[Source data]
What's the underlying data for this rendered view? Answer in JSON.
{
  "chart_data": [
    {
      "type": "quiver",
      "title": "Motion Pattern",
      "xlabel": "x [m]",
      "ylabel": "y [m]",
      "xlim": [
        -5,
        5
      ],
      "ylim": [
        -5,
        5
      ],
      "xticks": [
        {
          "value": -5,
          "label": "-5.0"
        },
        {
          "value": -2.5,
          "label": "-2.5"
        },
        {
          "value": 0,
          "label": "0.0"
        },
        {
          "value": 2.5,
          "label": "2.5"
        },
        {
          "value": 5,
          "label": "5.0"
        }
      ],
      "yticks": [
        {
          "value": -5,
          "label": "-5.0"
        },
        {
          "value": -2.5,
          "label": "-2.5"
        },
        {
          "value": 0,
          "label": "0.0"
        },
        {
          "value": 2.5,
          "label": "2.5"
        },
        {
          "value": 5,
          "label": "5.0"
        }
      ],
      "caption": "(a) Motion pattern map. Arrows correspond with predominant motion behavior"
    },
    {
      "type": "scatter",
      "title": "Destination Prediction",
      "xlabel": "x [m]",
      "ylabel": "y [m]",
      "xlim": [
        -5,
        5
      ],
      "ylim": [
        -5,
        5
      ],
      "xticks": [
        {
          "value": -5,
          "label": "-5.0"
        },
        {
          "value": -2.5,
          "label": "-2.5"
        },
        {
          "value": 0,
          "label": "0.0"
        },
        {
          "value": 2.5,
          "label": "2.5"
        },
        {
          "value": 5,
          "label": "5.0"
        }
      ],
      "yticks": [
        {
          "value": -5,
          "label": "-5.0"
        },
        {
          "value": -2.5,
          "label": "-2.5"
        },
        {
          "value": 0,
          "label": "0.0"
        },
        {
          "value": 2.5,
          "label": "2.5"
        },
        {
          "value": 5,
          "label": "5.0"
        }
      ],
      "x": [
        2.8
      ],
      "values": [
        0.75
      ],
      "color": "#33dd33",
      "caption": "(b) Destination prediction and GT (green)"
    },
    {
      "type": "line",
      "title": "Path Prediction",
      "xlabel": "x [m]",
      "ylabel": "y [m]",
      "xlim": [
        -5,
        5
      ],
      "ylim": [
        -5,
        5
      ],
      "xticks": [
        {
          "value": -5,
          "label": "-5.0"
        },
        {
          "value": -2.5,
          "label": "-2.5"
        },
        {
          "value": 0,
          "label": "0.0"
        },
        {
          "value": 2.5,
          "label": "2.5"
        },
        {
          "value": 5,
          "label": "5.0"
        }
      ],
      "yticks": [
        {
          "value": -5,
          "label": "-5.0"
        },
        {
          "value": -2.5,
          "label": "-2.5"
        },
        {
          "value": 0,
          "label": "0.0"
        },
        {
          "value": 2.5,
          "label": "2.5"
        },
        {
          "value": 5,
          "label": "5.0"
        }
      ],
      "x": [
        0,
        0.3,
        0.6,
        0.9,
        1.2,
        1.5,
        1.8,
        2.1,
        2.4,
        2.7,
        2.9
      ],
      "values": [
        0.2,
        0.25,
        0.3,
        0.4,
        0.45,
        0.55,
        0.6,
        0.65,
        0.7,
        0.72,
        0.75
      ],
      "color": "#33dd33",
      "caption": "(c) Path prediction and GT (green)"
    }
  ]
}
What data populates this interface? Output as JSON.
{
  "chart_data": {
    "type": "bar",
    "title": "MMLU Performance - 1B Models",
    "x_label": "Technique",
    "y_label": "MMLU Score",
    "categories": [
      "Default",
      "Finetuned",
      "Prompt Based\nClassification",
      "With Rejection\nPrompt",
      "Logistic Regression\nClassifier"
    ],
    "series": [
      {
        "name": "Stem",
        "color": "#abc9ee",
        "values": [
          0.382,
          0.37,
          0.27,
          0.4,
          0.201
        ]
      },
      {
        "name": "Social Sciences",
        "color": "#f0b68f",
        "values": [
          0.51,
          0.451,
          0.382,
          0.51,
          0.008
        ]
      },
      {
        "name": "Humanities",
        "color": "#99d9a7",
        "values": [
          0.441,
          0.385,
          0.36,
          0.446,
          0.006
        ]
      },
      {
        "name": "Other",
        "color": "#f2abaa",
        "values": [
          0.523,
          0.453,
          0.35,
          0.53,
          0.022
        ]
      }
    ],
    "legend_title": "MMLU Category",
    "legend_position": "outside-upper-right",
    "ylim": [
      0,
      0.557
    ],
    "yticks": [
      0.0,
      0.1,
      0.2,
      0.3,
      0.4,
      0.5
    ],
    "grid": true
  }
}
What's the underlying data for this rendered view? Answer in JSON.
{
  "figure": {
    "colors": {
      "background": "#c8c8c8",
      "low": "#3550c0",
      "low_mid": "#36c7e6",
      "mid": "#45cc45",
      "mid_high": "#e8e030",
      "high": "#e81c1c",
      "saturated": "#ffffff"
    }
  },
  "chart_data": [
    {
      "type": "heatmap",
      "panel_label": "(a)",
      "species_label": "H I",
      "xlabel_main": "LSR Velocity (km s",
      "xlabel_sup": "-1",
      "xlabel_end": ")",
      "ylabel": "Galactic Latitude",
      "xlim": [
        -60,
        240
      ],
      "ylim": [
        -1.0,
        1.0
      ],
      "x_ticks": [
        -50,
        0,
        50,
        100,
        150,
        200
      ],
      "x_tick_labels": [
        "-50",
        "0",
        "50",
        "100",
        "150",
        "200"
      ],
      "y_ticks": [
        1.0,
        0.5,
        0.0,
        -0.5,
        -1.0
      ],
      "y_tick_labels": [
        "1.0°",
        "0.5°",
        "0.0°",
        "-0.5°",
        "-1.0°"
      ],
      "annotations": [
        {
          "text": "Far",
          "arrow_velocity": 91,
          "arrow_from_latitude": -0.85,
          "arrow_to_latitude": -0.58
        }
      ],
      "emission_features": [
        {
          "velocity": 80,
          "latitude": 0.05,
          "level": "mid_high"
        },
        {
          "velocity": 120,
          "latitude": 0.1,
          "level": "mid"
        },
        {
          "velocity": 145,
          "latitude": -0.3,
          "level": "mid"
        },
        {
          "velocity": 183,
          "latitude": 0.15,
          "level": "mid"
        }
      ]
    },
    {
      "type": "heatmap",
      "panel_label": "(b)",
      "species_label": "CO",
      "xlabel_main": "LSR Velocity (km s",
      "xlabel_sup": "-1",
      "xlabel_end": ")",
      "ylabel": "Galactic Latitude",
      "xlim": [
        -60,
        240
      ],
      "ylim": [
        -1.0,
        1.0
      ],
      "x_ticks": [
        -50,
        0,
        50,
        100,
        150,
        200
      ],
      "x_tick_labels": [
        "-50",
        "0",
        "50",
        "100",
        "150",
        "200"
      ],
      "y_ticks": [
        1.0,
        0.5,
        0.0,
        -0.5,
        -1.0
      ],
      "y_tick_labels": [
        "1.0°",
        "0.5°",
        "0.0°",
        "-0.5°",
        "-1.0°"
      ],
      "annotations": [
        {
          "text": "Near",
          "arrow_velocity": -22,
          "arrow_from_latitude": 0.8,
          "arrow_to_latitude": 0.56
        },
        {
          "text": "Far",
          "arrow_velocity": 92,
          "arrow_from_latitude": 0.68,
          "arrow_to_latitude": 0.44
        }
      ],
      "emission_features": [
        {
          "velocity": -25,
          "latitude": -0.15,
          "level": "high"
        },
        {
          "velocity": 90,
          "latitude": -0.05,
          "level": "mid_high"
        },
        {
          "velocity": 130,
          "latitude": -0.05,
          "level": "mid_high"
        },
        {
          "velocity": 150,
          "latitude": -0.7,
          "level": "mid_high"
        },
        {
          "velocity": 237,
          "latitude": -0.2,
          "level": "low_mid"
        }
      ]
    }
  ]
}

• _Problem details_: Copy out the whole listing exactly.

• _Result_:
What's the underlying data for this rendered view? Answer in JSON.
{
  "chart_data": [
    {
      "type": "quiver",
      "title": "Motion Pattern",
      "xlabel": "x [m]",
      "ylabel": "y [m]",
      "xlim": [
        -5,
        5
      ],
      "ylim": [
        -5,
        5
      ],
      "xticks": [
        {
          "value": -5,
          "label": "-5.0"
        },
        {
          "value": -2.5,
          "label": "-2.5"
        },
        {
          "value": 0,
          "label": "0.0"
        },
        {
          "value": 2.5,
          "label": "2.5"
        },
        {
          "value": 5,
          "label": "5.0"
        }
      ],
      "yticks": [
        {
          "value": -5,
          "label": "-5.0"
        },
        {
          "value": -2.5,
          "label": "-2.5"
        },
        {
          "value": 0,
          "label": "0.0"
        },
        {
          "value": 2.5,
          "label": "2.5"
        },
        {
          "value": 5,
          "label": "5.0"
        }
      ],
      "caption": "(a) Motion pattern map. Arrows correspond with predominant motion behavior"
    },
    {
      "type": "scatter",
      "title": "Destination Prediction",
      "xlabel": "x [m]",
      "ylabel": "y [m]",
      "xlim": [
        -5,
        5
      ],
      "ylim": [
        -5,
        5
      ],
      "xticks": [
        {
          "value": -5,
          "label": "-5.0"
        },
        {
          "value": -2.5,
          "label": "-2.5"
        },
        {
          "value": 0,
          "label": "0.0"
        },
        {
          "value": 2.5,
          "label": "2.5"
        },
        {
          "value": 5,
          "label": "5.0"
        }
      ],
      "yticks": [
        {
          "value": -5,
          "label": "-5.0"
        },
        {
          "value": -2.5,
          "label": "-2.5"
        },
        {
          "value": 0,
          "label": "0.0"
        },
        {
          "value": 2.5,
          "label": "2.5"
        },
        {
          "value": 5,
          "label": "5.0"
        }
      ],
      "x": [
        2.8
      ],
      "values": [
        0.75
      ],
      "color": "#33dd33",
      "caption": "(b) Destination prediction and GT (green)"
    },
    {
      "type": "line",
      "title": "Path Prediction",
      "xlabel": "x [m]",
      "ylabel": "y [m]",
      "xlim": [
        -5,
        5
      ],
      "ylim": [
        -5,
        5
      ],
      "xticks": [
        {
          "value": -5,
          "label": "-5.0"
        },
        {
          "value": -2.5,
          "label": "-2.5"
        },
        {
          "value": 0,
          "label": "0.0"
        },
        {
          "value": 2.5,
          "label": "2.5"
        },
        {
          "value": 5,
          "label": "5.0"
        }
      ],
      "yticks": [
        {
          "value": -5,
          "label": "-5.0"
        },
        {
          "value": -2.5,
          "label": "-2.5"
        },
        {
          "value": 0,
          "label": "0.0"
        },
        {
          "value": 2.5,
          "label": "2.5"
        },
        {
          "value": 5,
          "label": "5.0"
        }
      ],
      "x": [
        0,
        0.3,
        0.6,
        0.9,
        1.2,
        1.5,
        1.8,
        2.1,
        2.4,
        2.7,
        2.9
      ],
      "values": [
        0.2,
        0.25,
        0.3,
        0.4,
        0.45,
        0.55,
        0.6,
        0.65,
        0.7,
        0.72,
        0.75
      ],
      "color": "#33dd33",
      "caption": "(c) Path prediction and GT (green)"
    }
  ]
}
What data populates this interface? Output as JSON.
{
  "chart_data": {
    "type": "bar",
    "title": "MMLU Performance - 1B Models",
    "x_label": "Technique",
    "y_label": "MMLU Score",
    "categories": [
      "Default",
      "Finetuned",
      "Prompt Based\nClassification",
      "With Rejection\nPrompt",
      "Logistic Regression\nClassifier"
    ],
    "series": [
      {
        "name": "Stem",
        "color": "#abc9ee",
        "values": [
          0.382,
          0.37,
          0.27,
          0.4,
          0.201
        ]
      },
      {
        "name": "Social Sciences",
        "color": "#f0b68f",
        "values": [
          0.51,
          0.451,
          0.382,
          0.51,
          0.008
        ]
      },
      {
        "name": "Humanities",
        "color": "#99d9a7",
        "values": [
          0.441,
          0.385,
          0.36,
          0.446,
          0.006
        ]
      },
      {
        "name": "Other",
        "color": "#f2abaa",
        "values": [
          0.523,
          0.453,
          0.35,
          0.53,
          0.022
        ]
      }
    ],
    "legend_title": "MMLU Category",
    "legend_position": "outside-upper-right",
    "ylim": [
      0,
      0.557
    ],
    "yticks": [
      0.0,
      0.1,
      0.2,
      0.3,
      0.4,
      0.5
    ],
    "grid": true
  }
}
What's the underlying data for this rendered view? Answer in JSON.
{
  "figure": {
    "colors": {
      "background": "#c8c8c8",
      "low": "#3550c0",
      "low_mid": "#36c7e6",
      "mid": "#45cc45",
      "mid_high": "#e8e030",
      "high": "#e81c1c",
      "saturated": "#ffffff"
    }
  },
  "chart_data": [
    {
      "type": "heatmap",
      "panel_label": "(a)",
      "species_label": "H I",
      "xlabel_main": "LSR Velocity (km s",
      "xlabel_sup": "-1",
      "xlabel_end": ")",
      "ylabel": "Galactic Latitude",
      "xlim": [
        -60,
        240
      ],
      "ylim": [
        -1.0,
        1.0
      ],
      "x_ticks": [
        -50,
        0,
        50,
        100,
        150,
        200
      ],
      "x_tick_labels": [
        "-50",
        "0",
        "50",
        "100",
        "150",
        "200"
      ],
      "y_ticks": [
        1.0,
        0.5,
        0.0,
        -0.5,
        -1.0
      ],
      "y_tick_labels": [
        "1.0°",
        "0.5°",
        "0.0°",
        "-0.5°",
        "-1.0°"
      ],
      "annotations": [
        {
          "text": "Far",
          "arrow_velocity": 91,
          "arrow_from_latitude": -0.85,
          "arrow_to_latitude": -0.58
        }
      ],
      "emission_features": [
        {
          "velocity": 80,
          "latitude": 0.05,
          "level": "mid_high"
        },
        {
          "velocity": 120,
          "latitude": 0.1,
          "level": "mid"
        },
        {
          "velocity": 145,
          "latitude": -0.3,
          "level": "mid"
        },
        {
          "velocity": 183,
          "latitude": 0.15,
          "level": "mid"
        }
      ]
    },
    {
      "type": "heatmap",
      "panel_label": "(b)",
      "species_label": "CO",
      "xlabel_main": "LSR Velocity (km s",
      "xlabel_sup": "-1",
      "xlabel_end": ")",
      "ylabel": "Galactic Latitude",
      "xlim": [
        -60,
        240
      ],
      "ylim": [
        -1.0,
        1.0
      ],
      "x_ticks": [
        -50,
        0,
        50,
        100,
        150,
        200
      ],
      "x_tick_labels": [
        "-50",
        "0",
        "50",
        "100",
        "150",
        "200"
      ],
      "y_ticks": [
        1.0,
        0.5,
        0.0,
        -0.5,
        -1.0
      ],
      "y_tick_labels": [
        "1.0°",
        "0.5°",
        "0.0°",
        "-0.5°",
        "-1.0°"
      ],
      "annotations": [
        {
          "text": "Near",
          "arrow_velocity": -22,
          "arrow_from_latitude": 0.8,
          "arrow_to_latitude": 0.56
        },
        {
          "text": "Far",
          "arrow_velocity": 92,
          "arrow_from_latitude": 0.68,
          "arrow_to_latitude": 0.44
        }
      ],
      "emission_features": [
        {
          "velocity": -25,
          "latitude": -0.15,
          "level": "high"
        },
        {
          "velocity": 90,
          "latitude": -0.05,
          "level": "mid_high"
        },
        {
          "velocity": 130,
          "latitude": -0.05,
          "level": "mid_high"
        },
        {
          "velocity": 150,
          "latitude": -0.7,
          "level": "mid_high"
        },
        {
          "velocity": 237,
          "latitude": -0.2,
          "level": "low_mid"
        }
      ]
    }
  ]
}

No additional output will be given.